■ **TASK BRIEF**
Determine the number of lines holding the word "Digby"; answer with that number only.

── MATERIAL PROVIDED

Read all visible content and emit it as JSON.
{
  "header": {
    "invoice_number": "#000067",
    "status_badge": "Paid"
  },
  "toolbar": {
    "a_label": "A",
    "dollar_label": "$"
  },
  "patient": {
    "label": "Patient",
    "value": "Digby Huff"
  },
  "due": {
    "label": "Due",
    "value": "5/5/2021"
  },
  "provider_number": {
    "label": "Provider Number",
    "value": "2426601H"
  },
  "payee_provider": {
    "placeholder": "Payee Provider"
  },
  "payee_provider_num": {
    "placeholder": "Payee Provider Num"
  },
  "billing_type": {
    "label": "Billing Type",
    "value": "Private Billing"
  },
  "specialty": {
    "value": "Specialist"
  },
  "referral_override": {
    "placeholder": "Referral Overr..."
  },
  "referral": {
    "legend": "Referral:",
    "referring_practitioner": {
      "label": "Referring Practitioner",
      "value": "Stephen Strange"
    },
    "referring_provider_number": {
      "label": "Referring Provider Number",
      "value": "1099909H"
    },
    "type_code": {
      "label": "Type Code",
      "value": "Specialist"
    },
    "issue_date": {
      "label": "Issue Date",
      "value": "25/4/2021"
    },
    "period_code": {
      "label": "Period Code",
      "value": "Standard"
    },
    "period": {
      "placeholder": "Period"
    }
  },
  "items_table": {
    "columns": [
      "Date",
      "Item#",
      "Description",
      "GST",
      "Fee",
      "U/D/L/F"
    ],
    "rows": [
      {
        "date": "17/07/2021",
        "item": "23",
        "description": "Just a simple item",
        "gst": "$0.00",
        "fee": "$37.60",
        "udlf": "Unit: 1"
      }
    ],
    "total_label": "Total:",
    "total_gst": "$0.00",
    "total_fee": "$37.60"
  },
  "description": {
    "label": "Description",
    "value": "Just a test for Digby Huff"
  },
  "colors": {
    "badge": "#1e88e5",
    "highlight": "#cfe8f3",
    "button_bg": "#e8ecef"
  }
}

────

■ **FULL RESPONSE**
2